Quote the records that follow in full, leaving the pictures out.

(Records about charts and figures)
- - -

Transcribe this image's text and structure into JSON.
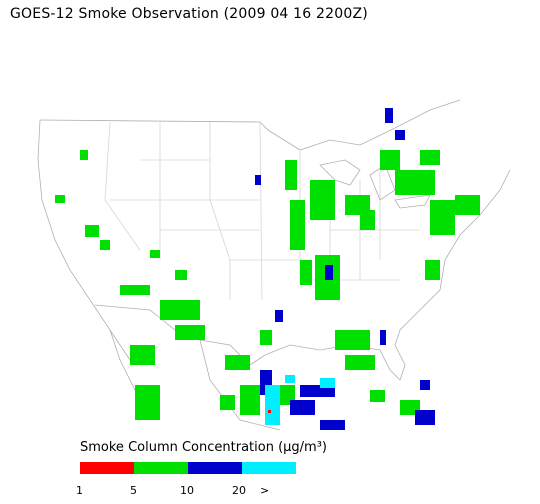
{
  "title": "GOES-12 Smoke Observation (2009 04 16  2200Z)",
  "legend": {
    "title": "Smoke Column Concentration (μg/m³)",
    "colors": [
      "#ff0000",
      "#00e000",
      "#0000cc",
      "#00eeff"
    ],
    "ticks": [
      "1",
      "5",
      "10",
      "20",
      ">"
    ]
  }
}
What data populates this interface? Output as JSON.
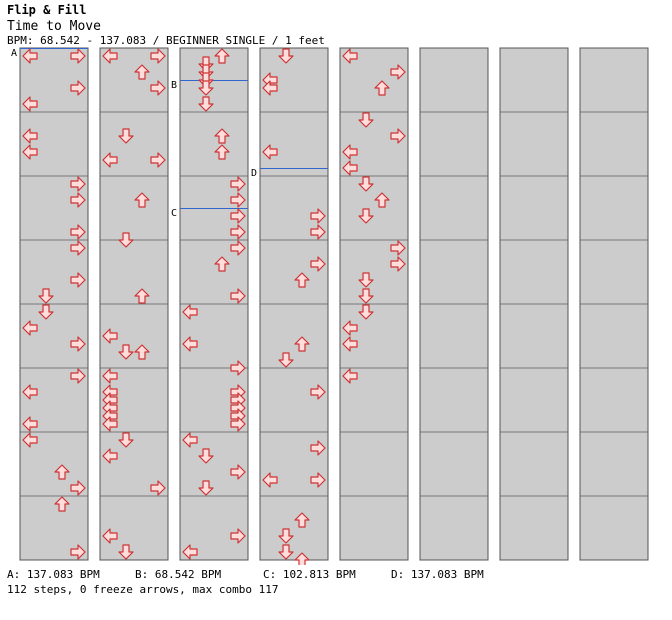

- - -

• Written solution:
Transcribe this image's text and structure into JSON.
{
  "title": "GOES-12 Smoke Observation (2009 04 16  2200Z)",
  "legend": {
    "title": "Smoke Column Concentration (μg/m³)",
    "colors": [
      "#ff0000",
      "#00e000",
      "#0000cc",
      "#00eeff"
    ],
    "ticks": [
      "1",
      "5",
      "10",
      "20",
      ">"
    ]
  }
}
What data populates this interface? Output as JSON.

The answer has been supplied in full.